■ **What you need to do**: Repeat every line of the listing below exactly, minus the pictures.

■ **Available records**:

******

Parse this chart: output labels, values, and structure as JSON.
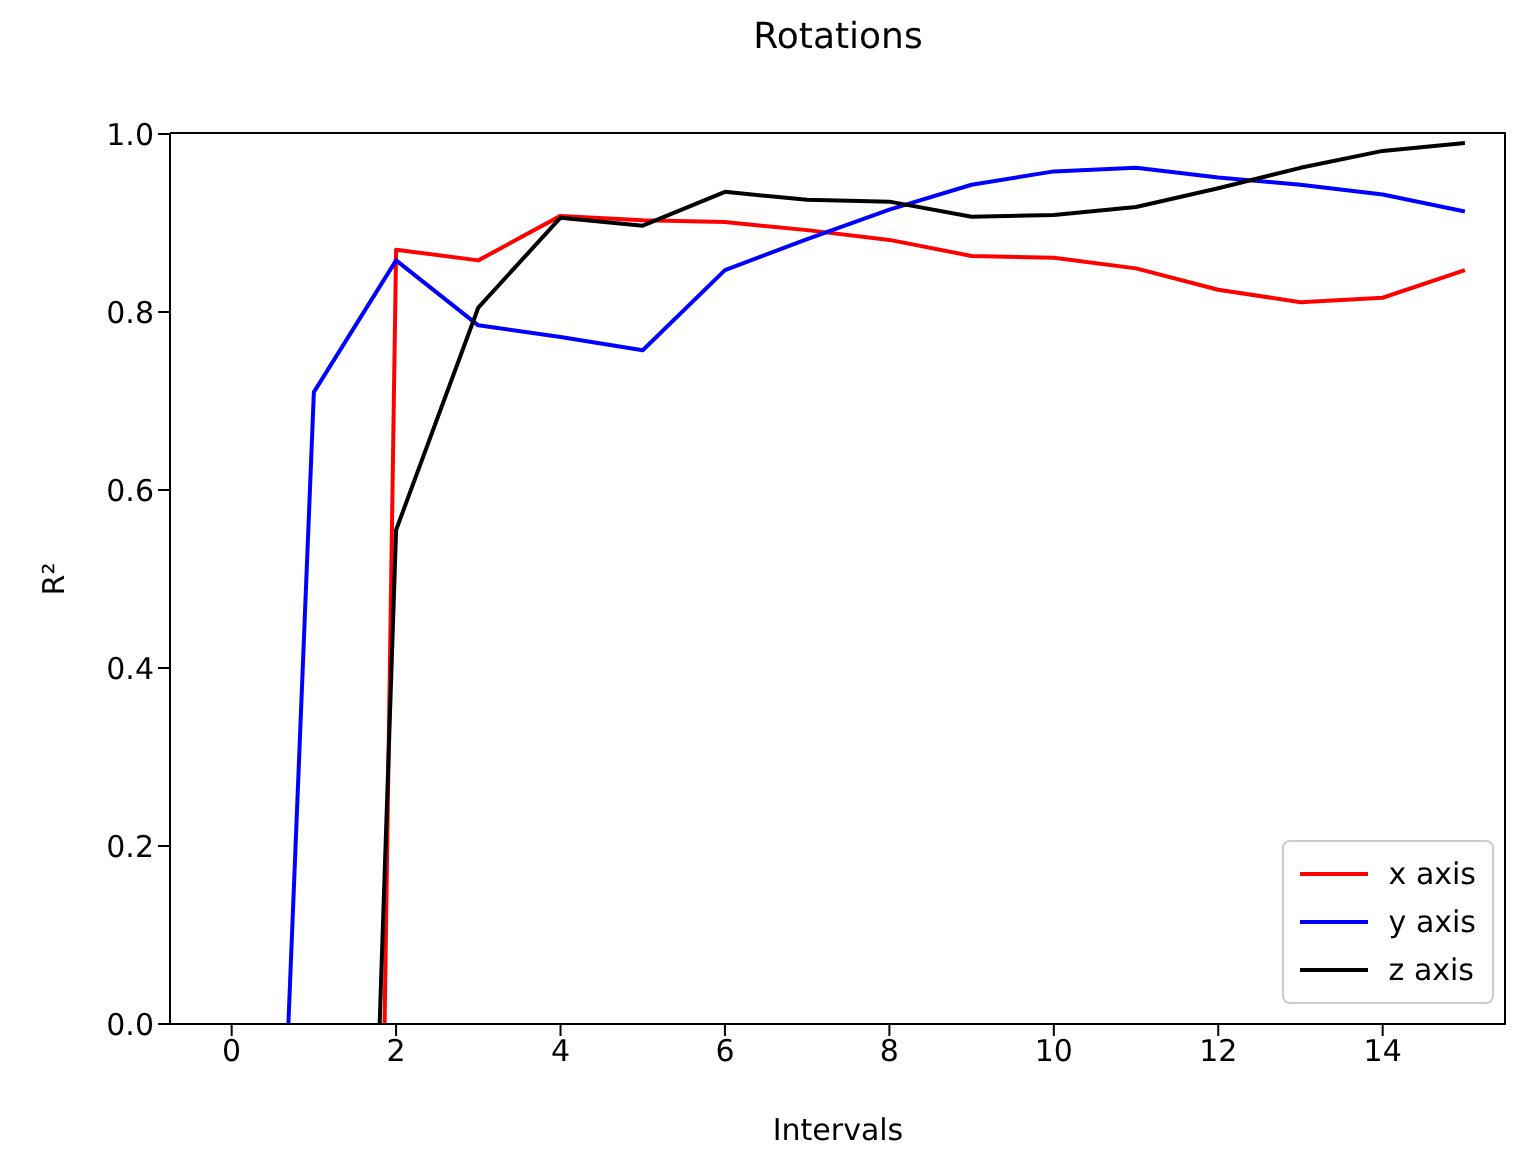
{
  "chart_data": {
    "type": "line",
    "title": "Rotations",
    "xlabel": "Intervals",
    "ylabel": "R²",
    "xlim": [
      -0.75,
      15.5
    ],
    "xticks": [
      0,
      2,
      4,
      6,
      8,
      10,
      12,
      14
    ],
    "ylim": [
      0,
      1
    ],
    "yticks": [
      {
        "value": 0,
        "label": "0.0"
      },
      {
        "value": 0.2,
        "label": "0.2"
      },
      {
        "value": 0.4,
        "label": "0.4"
      },
      {
        "value": 0.6,
        "label": "0.6"
      },
      {
        "value": 0.8,
        "label": "0.8"
      },
      {
        "value": 1,
        "label": "1.0"
      }
    ],
    "series": [
      {
        "name": "x axis",
        "color": "#ff0000",
        "x": [
          1.86,
          2,
          3,
          4,
          5,
          6,
          7,
          8,
          9,
          10,
          11,
          12,
          13,
          14,
          15
        ],
        "values": [
          0,
          0.87,
          0.858,
          0.908,
          0.903,
          0.901,
          0.892,
          0.881,
          0.863,
          0.861,
          0.849,
          0.825,
          0.811,
          0.816,
          0.847
        ]
      },
      {
        "name": "y axis",
        "color": "#0000ff",
        "x": [
          0.69,
          1,
          2,
          3,
          4,
          5,
          6,
          7,
          8,
          9,
          10,
          11,
          12,
          13,
          14,
          15
        ],
        "values": [
          0,
          0.71,
          0.858,
          0.785,
          0.772,
          0.757,
          0.847,
          0.882,
          0.915,
          0.943,
          0.958,
          0.962,
          0.951,
          0.943,
          0.932,
          0.913
        ]
      },
      {
        "name": "z axis",
        "color": "#000000",
        "x": [
          1.8,
          2,
          3,
          4,
          5,
          6,
          7,
          8,
          9,
          10,
          11,
          12,
          13,
          14,
          15
        ],
        "values": [
          0,
          0.555,
          0.805,
          0.906,
          0.897,
          0.935,
          0.926,
          0.924,
          0.907,
          0.909,
          0.918,
          0.939,
          0.962,
          0.981,
          0.99
        ]
      }
    ],
    "grid": false,
    "legend": "bottom right",
    "marker": "none",
    "line_style": "solid"
  }
}
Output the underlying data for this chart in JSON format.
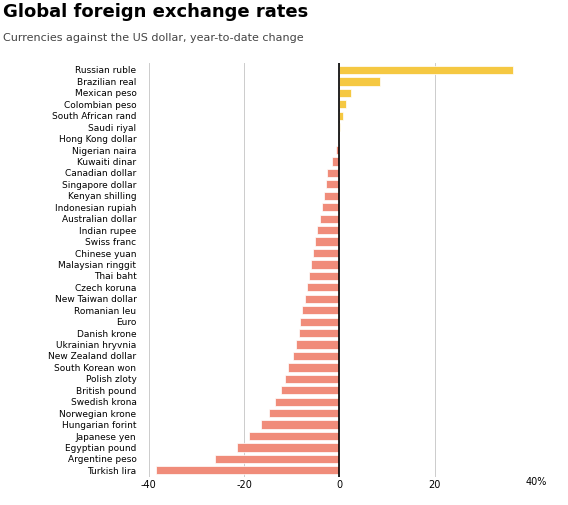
{
  "title": "Global foreign exchange rates",
  "subtitle": "Currencies against the US dollar, year-to-date change",
  "categories": [
    "Russian ruble",
    "Brazilian real",
    "Mexican peso",
    "Colombian peso",
    "South African rand",
    "Saudi riyal",
    "Hong Kong dollar",
    "Nigerian naira",
    "Kuwaiti dinar",
    "Canadian dollar",
    "Singapore dollar",
    "Kenyan shilling",
    "Indonesian rupiah",
    "Australian dollar",
    "Indian rupee",
    "Swiss franc",
    "Chinese yuan",
    "Malaysian ringgit",
    "Thai baht",
    "Czech koruna",
    "New Taiwan dollar",
    "Romanian leu",
    "Euro",
    "Danish krone",
    "Ukrainian hryvnia",
    "New Zealand dollar",
    "South Korean won",
    "Polish zloty",
    "British pound",
    "Swedish krona",
    "Norwegian krone",
    "Hungarian forint",
    "Japanese yen",
    "Egyptian pound",
    "Argentine peso",
    "Turkish lira"
  ],
  "values": [
    36.5,
    8.5,
    2.5,
    1.3,
    0.8,
    0.05,
    -0.3,
    -0.6,
    -1.5,
    -2.5,
    -2.9,
    -3.3,
    -3.7,
    -4.1,
    -4.6,
    -5.1,
    -5.5,
    -6.0,
    -6.4,
    -6.8,
    -7.3,
    -7.8,
    -8.2,
    -8.5,
    -9.0,
    -9.8,
    -10.8,
    -11.5,
    -12.2,
    -13.5,
    -14.8,
    -16.5,
    -19.0,
    -21.5,
    -26.0,
    -38.5
  ],
  "positive_color": "#f5c842",
  "negative_color": "#f08c7a",
  "xlim": [
    -42,
    45
  ],
  "xticks": [
    -40,
    -20,
    0,
    20
  ],
  "xlabel_suffix": "40%",
  "background_color": "#ffffff",
  "grid_color": "#cccccc",
  "title_fontsize": 13,
  "subtitle_fontsize": 8,
  "label_fontsize": 6.5
}
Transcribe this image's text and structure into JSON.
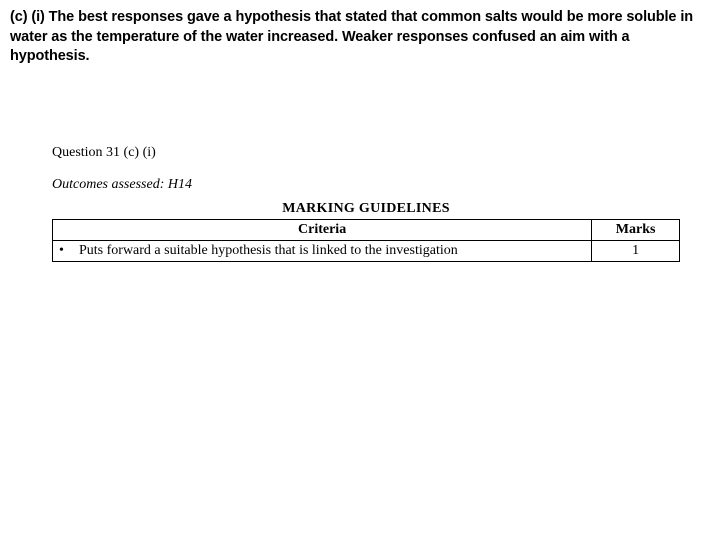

******

■ **Answer below**:
Parse this chart: output labels, values, and structure as JSON.
{
  "chart_data": {
    "type": "line",
    "title": "Rotations",
    "xlabel": "Intervals",
    "ylabel": "R²",
    "xlim": [
      -0.75,
      15.5
    ],
    "xticks": [
      0,
      2,
      4,
      6,
      8,
      10,
      12,
      14
    ],
    "ylim": [
      0,
      1
    ],
    "yticks": [
      {
        "value": 0,
        "label": "0.0"
      },
      {
        "value": 0.2,
        "label": "0.2"
      },
      {
        "value": 0.4,
        "label": "0.4"
      },
      {
        "value": 0.6,
        "label": "0.6"
      },
      {
        "value": 0.8,
        "label": "0.8"
      },
      {
        "value": 1,
        "label": "1.0"
      }
    ],
    "series": [
      {
        "name": "x axis",
        "color": "#ff0000",
        "x": [
          1.86,
          2,
          3,
          4,
          5,
          6,
          7,
          8,
          9,
          10,
          11,
          12,
          13,
          14,
          15
        ],
        "values": [
          0,
          0.87,
          0.858,
          0.908,
          0.903,
          0.901,
          0.892,
          0.881,
          0.863,
          0.861,
          0.849,
          0.825,
          0.811,
          0.816,
          0.847
        ]
      },
      {
        "name": "y axis",
        "color": "#0000ff",
        "x": [
          0.69,
          1,
          2,
          3,
          4,
          5,
          6,
          7,
          8,
          9,
          10,
          11,
          12,
          13,
          14,
          15
        ],
        "values": [
          0,
          0.71,
          0.858,
          0.785,
          0.772,
          0.757,
          0.847,
          0.882,
          0.915,
          0.943,
          0.958,
          0.962,
          0.951,
          0.943,
          0.932,
          0.913
        ]
      },
      {
        "name": "z axis",
        "color": "#000000",
        "x": [
          1.8,
          2,
          3,
          4,
          5,
          6,
          7,
          8,
          9,
          10,
          11,
          12,
          13,
          14,
          15
        ],
        "values": [
          0,
          0.555,
          0.805,
          0.906,
          0.897,
          0.935,
          0.926,
          0.924,
          0.907,
          0.909,
          0.918,
          0.939,
          0.962,
          0.981,
          0.99
        ]
      }
    ],
    "grid": false,
    "legend": "bottom right",
    "marker": "none",
    "line_style": "solid"
  }
}
Output the underlying data for this chart in JSON format.
{
  "title": "Global foreign exchange rates",
  "subtitle": "Currencies against the US dollar, year-to-date change",
  "categories": [
    "Russian ruble",
    "Brazilian real",
    "Mexican peso",
    "Colombian peso",
    "South African rand",
    "Saudi riyal",
    "Hong Kong dollar",
    "Nigerian naira",
    "Kuwaiti dinar",
    "Canadian dollar",
    "Singapore dollar",
    "Kenyan shilling",
    "Indonesian rupiah",
    "Australian dollar",
    "Indian rupee",
    "Swiss franc",
    "Chinese yuan",
    "Malaysian ringgit",
    "Thai baht",
    "Czech koruna",
    "New Taiwan dollar",
    "Romanian leu",
    "Euro",
    "Danish krone",
    "Ukrainian hryvnia",
    "New Zealand dollar",
    "South Korean won",
    "Polish zloty",
    "British pound",
    "Swedish krona",
    "Norwegian krone",
    "Hungarian forint",
    "Japanese yen",
    "Egyptian pound",
    "Argentine peso",
    "Turkish lira"
  ],
  "values": [
    36.5,
    8.5,
    2.5,
    1.3,
    0.8,
    0.05,
    -0.3,
    -0.6,
    -1.5,
    -2.5,
    -2.9,
    -3.3,
    -3.7,
    -4.1,
    -4.6,
    -5.1,
    -5.5,
    -6.0,
    -6.4,
    -6.8,
    -7.3,
    -7.8,
    -8.2,
    -8.5,
    -9.0,
    -9.8,
    -10.8,
    -11.5,
    -12.2,
    -13.5,
    -14.8,
    -16.5,
    -19.0,
    -21.5,
    -26.0,
    -38.5
  ],
  "positive_color": "#f5c842",
  "negative_color": "#f08c7a",
  "xlim": [
    -42,
    45
  ],
  "xticks": [
    -40,
    -20,
    0,
    20
  ],
  "xlabel_suffix": "40%",
  "background_color": "#ffffff",
  "grid_color": "#cccccc",
  "title_fontsize": 13,
  "subtitle_fontsize": 8,
  "label_fontsize": 6.5
}
Transcribe this image's text and structure into JSON.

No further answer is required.